* **Texte source**
::::::
Le rapport de force entre les entreprises
et les gouvernements va changer radicalement
L’arrivée de Joe Biden à la Maison Blanche est aussi la source d’une nouvelle hiérarchie. Le nouveau président américain veut mettre fin à la concurrence fiscale et revoir en profondeur la politique de la concurrence aux USA avec les GAFA en ligne de mire.
Pour des raisons d’équité dans le financement de l’économie US, Joe Biden veut mettre en place une stratégie qui réduira la concurrence fiscale qui profite essentiellement aux entreprises internationales et à leurs actionnaires.
Son objectif est de réduire la capacité des entreprises à échapper à l’impôt via des mécanismes de transferts qui permettent de localiser les profits dans des paradis fiscaux afin de payer le minimum d’impôt.
Cette situation est inéquitable car la charge des impôts repose toujours sur le facteur de production le moins mobile, le travail.
Si l’Etat américain réussit dans sa stratégie de faire payer un taux d’imposition minimum de 21% sur les profits mondiaux des entreprises, le rapport de force entre le gouvernement US et les entreprises va changer de façon radicale. Le levier des entreprises pour infléchir le comportement de l’Etat changera de façon radicale et le gouvernement s’en trouvera renforcé. Les GAFA seront les premiers affectés. (voir ma note La Révolution fiscale américaine)
L’autre dimension du changement qui pourrait se dessiner est la remise en cause de la politique de concurrence américaine. Depuis longtemps, américains et européens discutent notamment du pouvoir des grandes entreprises, des entreprises de plateforme. Ce sont des entreprises de grande taille, très puissantes sur le plan économique et sur le plan financier.
Elles développent des stratégies qui, associés aux effets de réseaux des plateformes, permettent d’accroître leur taille et de renforcer la concentration. Elles bénéficient, dès lors, de parts de marché très importantes voire de quasi monopole. Elles collectent un nombre de données considérables sur les utilisateurs leur donnant un avantage concurrentiel important qui renforce là aussi la concentration.
::::::
* **Données fournies**

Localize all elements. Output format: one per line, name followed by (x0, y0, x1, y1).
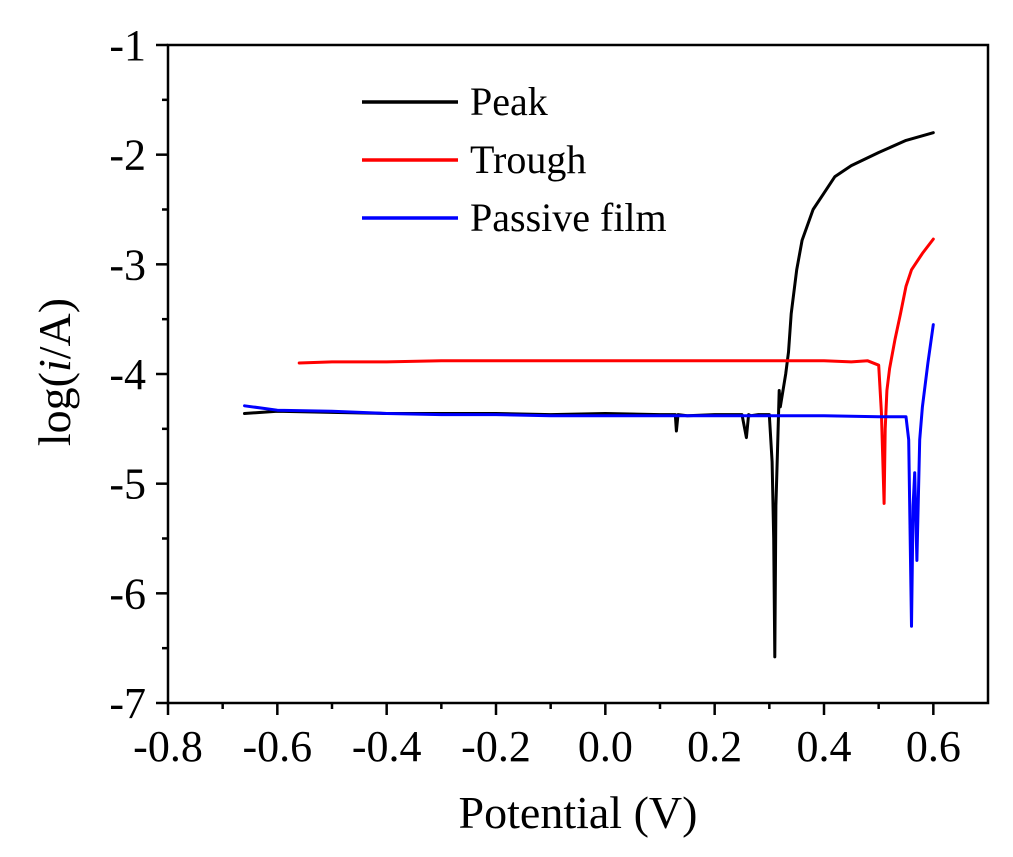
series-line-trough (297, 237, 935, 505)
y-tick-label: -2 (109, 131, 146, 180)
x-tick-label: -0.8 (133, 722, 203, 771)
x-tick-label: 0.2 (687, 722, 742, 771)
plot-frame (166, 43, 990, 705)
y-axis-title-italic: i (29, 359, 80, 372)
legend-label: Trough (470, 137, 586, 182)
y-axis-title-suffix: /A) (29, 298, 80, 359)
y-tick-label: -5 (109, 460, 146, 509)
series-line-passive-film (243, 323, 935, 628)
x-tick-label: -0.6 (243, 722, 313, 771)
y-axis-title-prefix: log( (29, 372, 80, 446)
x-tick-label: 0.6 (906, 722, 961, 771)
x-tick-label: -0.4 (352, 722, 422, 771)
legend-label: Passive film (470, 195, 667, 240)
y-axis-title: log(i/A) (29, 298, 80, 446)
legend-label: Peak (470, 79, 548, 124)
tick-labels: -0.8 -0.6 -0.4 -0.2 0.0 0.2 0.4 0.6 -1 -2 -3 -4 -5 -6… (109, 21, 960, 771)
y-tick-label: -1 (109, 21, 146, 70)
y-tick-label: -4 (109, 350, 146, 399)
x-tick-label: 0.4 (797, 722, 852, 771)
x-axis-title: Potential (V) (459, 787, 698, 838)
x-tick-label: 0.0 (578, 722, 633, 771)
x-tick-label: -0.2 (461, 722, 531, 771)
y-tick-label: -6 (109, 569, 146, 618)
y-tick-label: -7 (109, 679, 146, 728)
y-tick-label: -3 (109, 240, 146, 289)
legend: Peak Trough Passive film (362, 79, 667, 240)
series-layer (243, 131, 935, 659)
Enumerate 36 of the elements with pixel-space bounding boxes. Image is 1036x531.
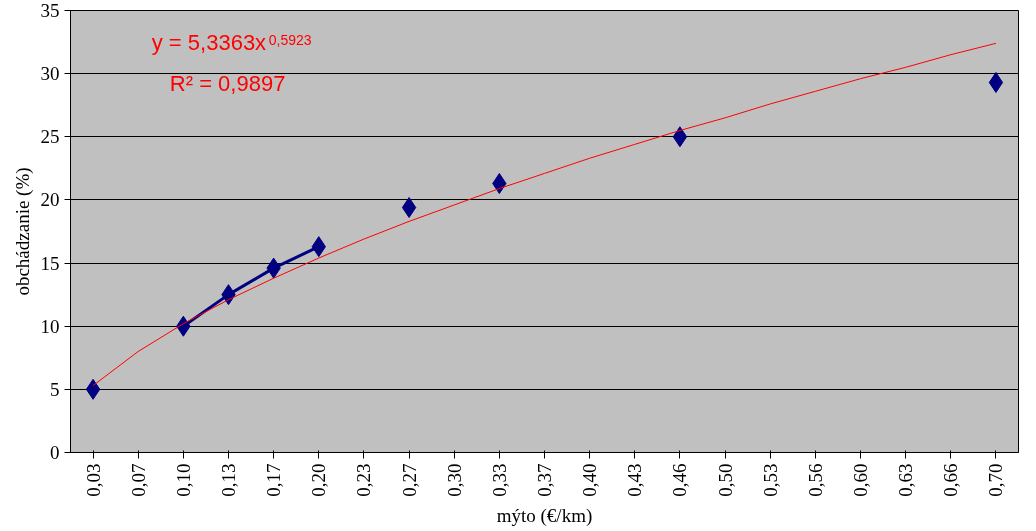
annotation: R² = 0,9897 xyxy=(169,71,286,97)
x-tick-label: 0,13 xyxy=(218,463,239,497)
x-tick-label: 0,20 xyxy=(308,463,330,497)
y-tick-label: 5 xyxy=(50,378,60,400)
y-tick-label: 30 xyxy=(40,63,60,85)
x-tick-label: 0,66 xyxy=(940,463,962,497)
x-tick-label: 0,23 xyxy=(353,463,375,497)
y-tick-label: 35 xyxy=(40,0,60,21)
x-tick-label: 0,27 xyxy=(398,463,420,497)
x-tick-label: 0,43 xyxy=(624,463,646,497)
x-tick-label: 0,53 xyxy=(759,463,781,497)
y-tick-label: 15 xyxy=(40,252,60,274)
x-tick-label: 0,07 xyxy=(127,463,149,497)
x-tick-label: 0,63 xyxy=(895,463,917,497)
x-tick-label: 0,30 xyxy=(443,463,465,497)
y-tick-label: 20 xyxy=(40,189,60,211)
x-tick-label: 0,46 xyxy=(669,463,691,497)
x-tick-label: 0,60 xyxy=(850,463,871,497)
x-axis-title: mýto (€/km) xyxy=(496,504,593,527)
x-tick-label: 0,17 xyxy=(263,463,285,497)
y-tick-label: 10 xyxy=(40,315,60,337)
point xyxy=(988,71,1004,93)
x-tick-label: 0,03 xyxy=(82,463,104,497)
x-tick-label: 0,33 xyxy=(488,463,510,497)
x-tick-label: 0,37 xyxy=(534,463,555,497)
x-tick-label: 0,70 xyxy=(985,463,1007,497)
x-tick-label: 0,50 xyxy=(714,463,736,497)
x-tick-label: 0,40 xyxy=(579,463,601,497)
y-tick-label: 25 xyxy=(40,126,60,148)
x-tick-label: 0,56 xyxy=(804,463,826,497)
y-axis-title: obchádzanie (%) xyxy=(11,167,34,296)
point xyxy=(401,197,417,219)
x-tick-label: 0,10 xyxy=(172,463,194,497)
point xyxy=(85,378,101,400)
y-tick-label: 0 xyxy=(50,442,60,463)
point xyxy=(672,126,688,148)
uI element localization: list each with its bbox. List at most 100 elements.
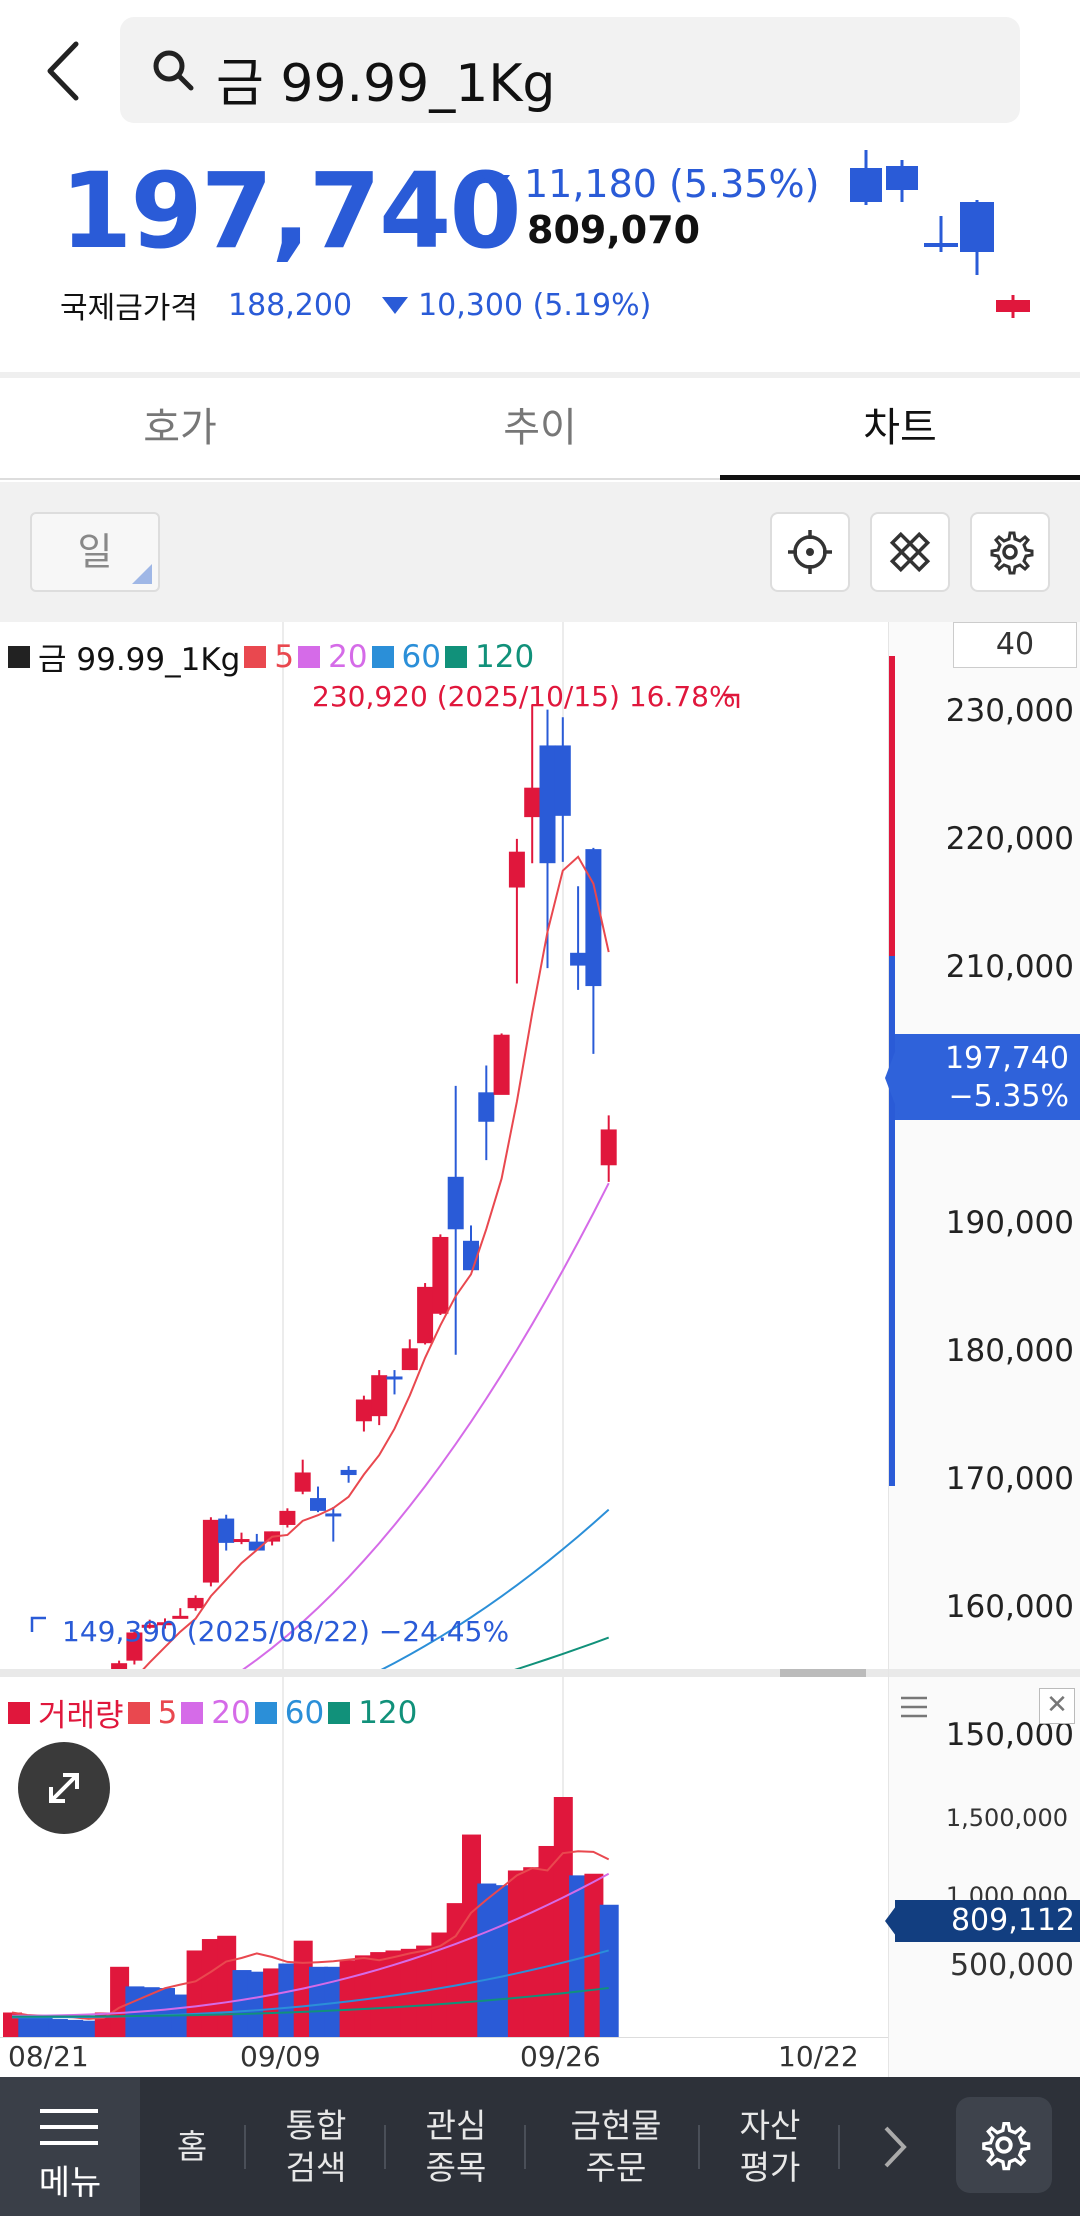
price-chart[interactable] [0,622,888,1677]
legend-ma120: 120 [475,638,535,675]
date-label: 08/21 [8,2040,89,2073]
::::::
Reprenez le texte sur le rapport de force entre entreprises et gouvernements après sa dernière phrase et prolongez-le. Le listing forme un matériau à part, indépendant du texte sur le rapport de force entre entreprises et gouvernements.

Ces entreprises puissantes et très diversifiées sur le plan géographique ont une capacité à optimiser leur fiscalité. Cela a été souligné par Biden récemment. Ce point boucle avec celui sur la fiscalité.
La nouvelle administration souhaite modifier ces comportements en profondeur afin de disposer d’un régulation efficace qui permette de réduire la concentration de ces entreprises tout en faisant ré-entrer de la concurrence dans les comportements. Des postes clés sont déjà occupés par des personnalités favorables à cette remise en cause. Cette orientation pourrait être accentuée par la nomination de Lina Kahn comme commissaire à la Federal Trade Commission. Son audition au Congrès le mercredi 28 avril sera très suivie.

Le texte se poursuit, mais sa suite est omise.